Please retype the records below exactly, leaving out any pictures.

——

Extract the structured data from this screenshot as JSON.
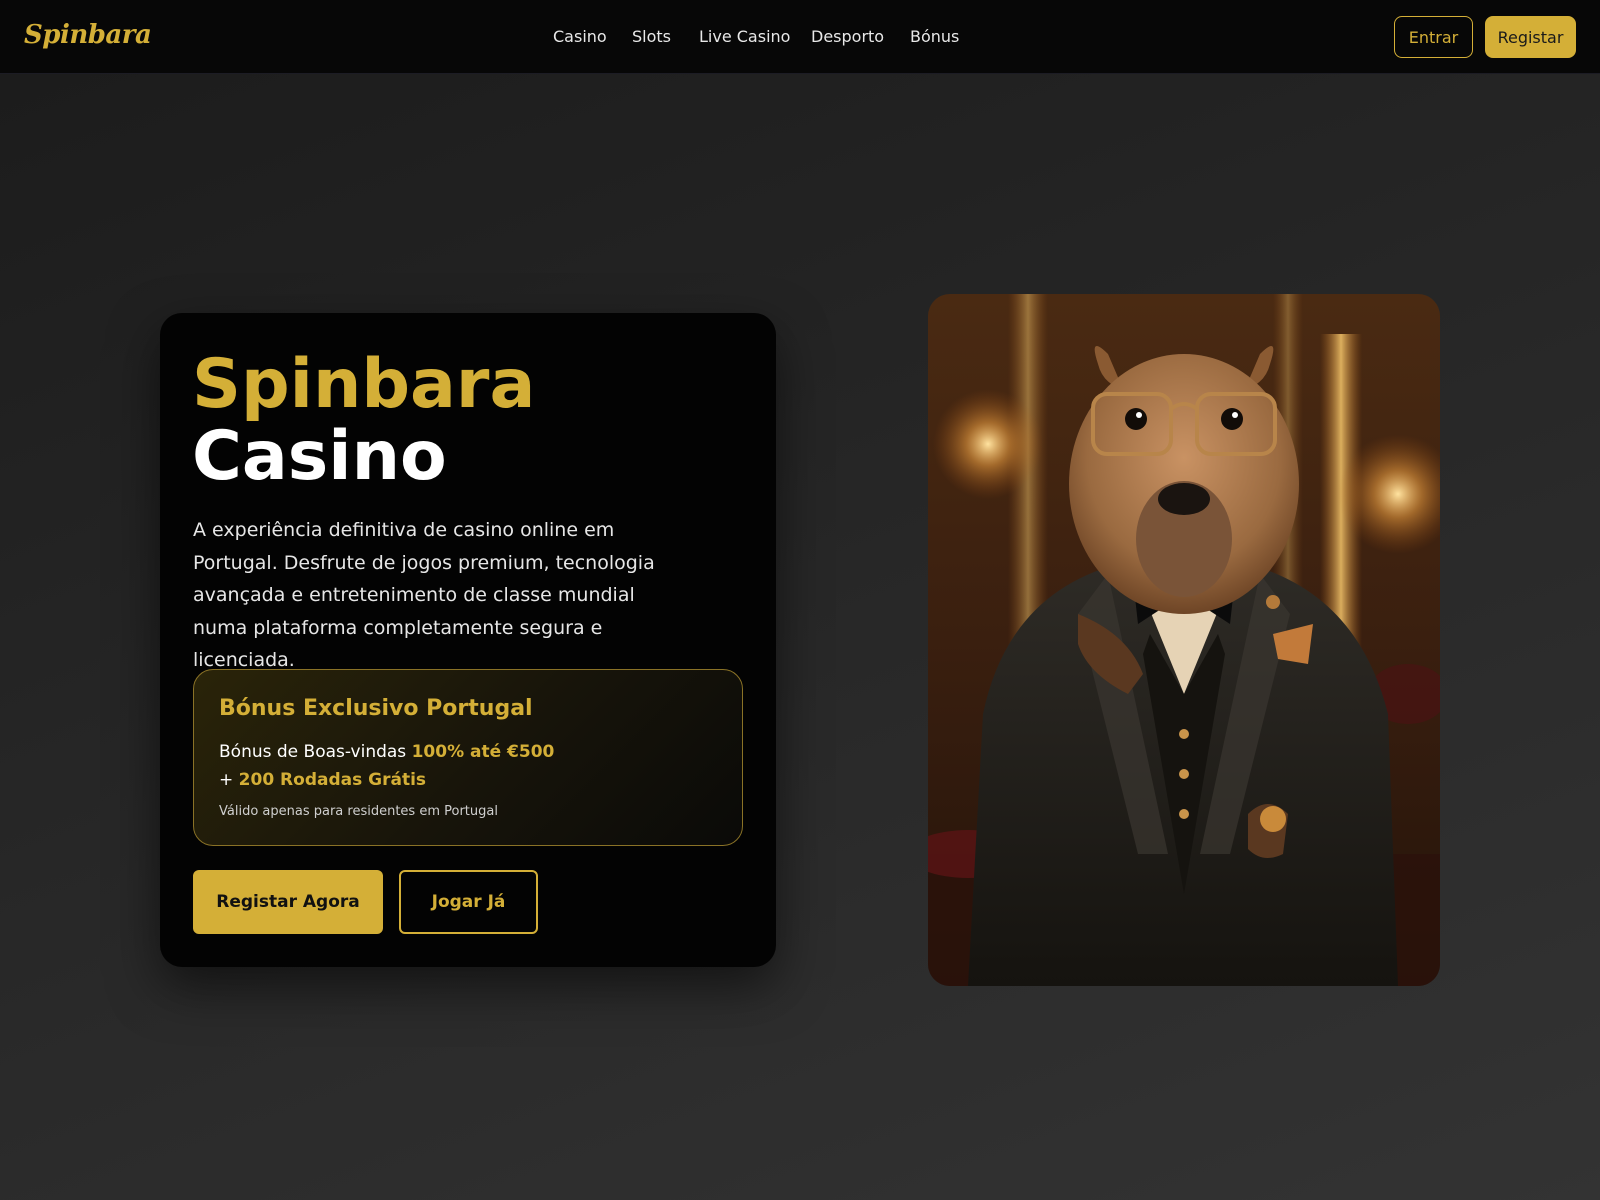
{
  "header": {
    "logo": "Spinbara",
    "nav": [
      {
        "label": "Casino"
      },
      {
        "label": "Slots"
      },
      {
        "label": "Live Casino"
      },
      {
        "label": "Desporto"
      },
      {
        "label": "Bónus"
      }
    ],
    "login_label": "Entrar",
    "register_label": "Registar"
  },
  "hero": {
    "title_line1": "Spinbara",
    "title_line2": "Casino",
    "description": "A experiência definitiva de casino online em Portugal. Desfrute de jogos premium, tecnologia avançada e entretenimento de classe mundial numa plataforma completamente segura e licenciada.",
    "bonus": {
      "title": "Bónus Exclusivo Portugal",
      "line1_prefix": "Bónus de Boas-vindas ",
      "line1_highlight": "100% até €500",
      "line2_prefix": "+ ",
      "line2_highlight": "200 Rodadas Grátis",
      "note": "Válido apenas para residentes em Portugal"
    },
    "cta_primary": "Registar Agora",
    "cta_secondary": "Jogar Já"
  },
  "illustration": {
    "subject": "capybara-mascot-in-tuxedo"
  },
  "colors": {
    "accent_gold": "#d4af37",
    "header_bg": "#070707",
    "card_bg": "#030303"
  }
}
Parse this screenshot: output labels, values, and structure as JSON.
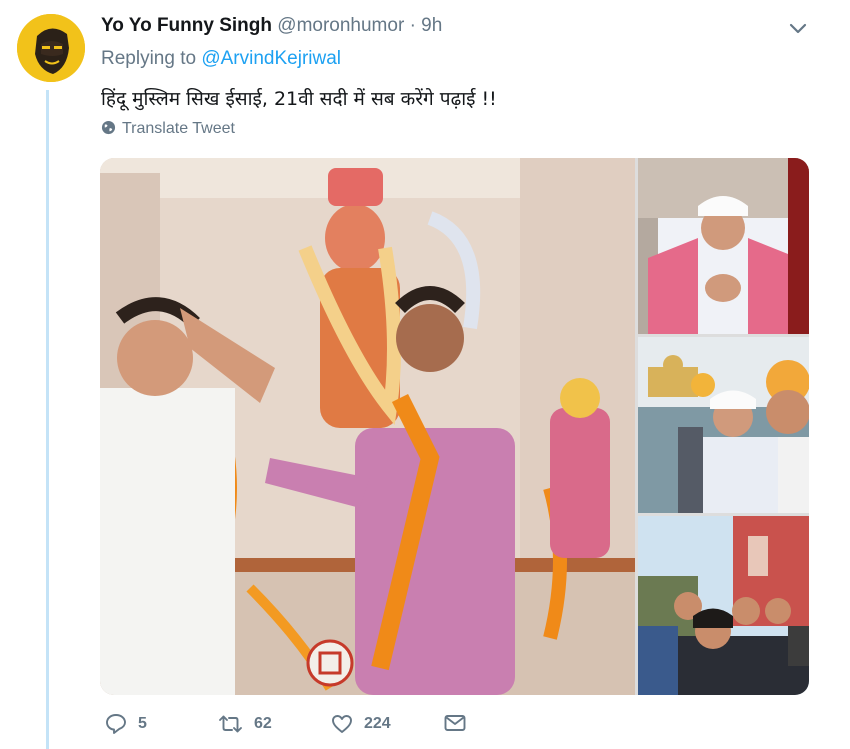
{
  "tweet": {
    "author_name": "Yo Yo Funny Singh",
    "handle": "@moronhumor",
    "separator": "·",
    "time": "9h",
    "replying_to_prefix": "Replying to",
    "replying_to_handle": "@ArvindKejriwal",
    "text": "हिंदू मुस्लिम सिख ईसाई, 21वी सदी में सब करेंगे पढ़ाई !!",
    "translate_label": "Translate Tweet"
  },
  "actions": {
    "replies": "5",
    "retweets": "62",
    "likes": "224"
  },
  "icons": {
    "avatar": "cartoon-face-avatar",
    "caret": "chevron-down-icon",
    "translate": "globe-icon",
    "reply": "reply-icon",
    "retweet": "retweet-icon",
    "like": "heart-icon",
    "dm": "envelope-icon"
  },
  "colors": {
    "link": "#1da1f2",
    "secondary_text": "#657786",
    "thread_line": "#c4e3f7",
    "avatar_bg": "#f2c21a"
  }
}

——

=== EXERCISE SOLUTION ===
Extract the structured data from this screenshot as JSON.
{
  "header": {
    "logo": "Spinbara",
    "nav": [
      {
        "label": "Casino"
      },
      {
        "label": "Slots"
      },
      {
        "label": "Live Casino"
      },
      {
        "label": "Desporto"
      },
      {
        "label": "Bónus"
      }
    ],
    "login_label": "Entrar",
    "register_label": "Registar"
  },
  "hero": {
    "title_line1": "Spinbara",
    "title_line2": "Casino",
    "description": "A experiência definitiva de casino online em Portugal. Desfrute de jogos premium, tecnologia avançada e entretenimento de classe mundial numa plataforma completamente segura e licenciada.",
    "bonus": {
      "title": "Bónus Exclusivo Portugal",
      "line1_prefix": "Bónus de Boas-vindas ",
      "line1_highlight": "100% até €500",
      "line2_prefix": "+ ",
      "line2_highlight": "200 Rodadas Grátis",
      "note": "Válido apenas para residentes em Portugal"
    },
    "cta_primary": "Registar Agora",
    "cta_secondary": "Jogar Já"
  },
  "illustration": {
    "subject": "capybara-mascot-in-tuxedo"
  },
  "colors": {
    "accent_gold": "#d4af37",
    "header_bg": "#070707",
    "card_bg": "#030303"
  }
}
Parse this screenshot: output labels, values, and structure as JSON.
{
  "tweet": {
    "author_name": "Yo Yo Funny Singh",
    "handle": "@moronhumor",
    "separator": "·",
    "time": "9h",
    "replying_to_prefix": "Replying to",
    "replying_to_handle": "@ArvindKejriwal",
    "text": "हिंदू मुस्लिम सिख ईसाई, 21वी सदी में सब करेंगे पढ़ाई !!",
    "translate_label": "Translate Tweet"
  },
  "actions": {
    "replies": "5",
    "retweets": "62",
    "likes": "224"
  },
  "icons": {
    "avatar": "cartoon-face-avatar",
    "caret": "chevron-down-icon",
    "translate": "globe-icon",
    "reply": "reply-icon",
    "retweet": "retweet-icon",
    "like": "heart-icon",
    "dm": "envelope-icon"
  },
  "colors": {
    "link": "#1da1f2",
    "secondary_text": "#657786",
    "thread_line": "#c4e3f7",
    "avatar_bg": "#f2c21a"
  }
}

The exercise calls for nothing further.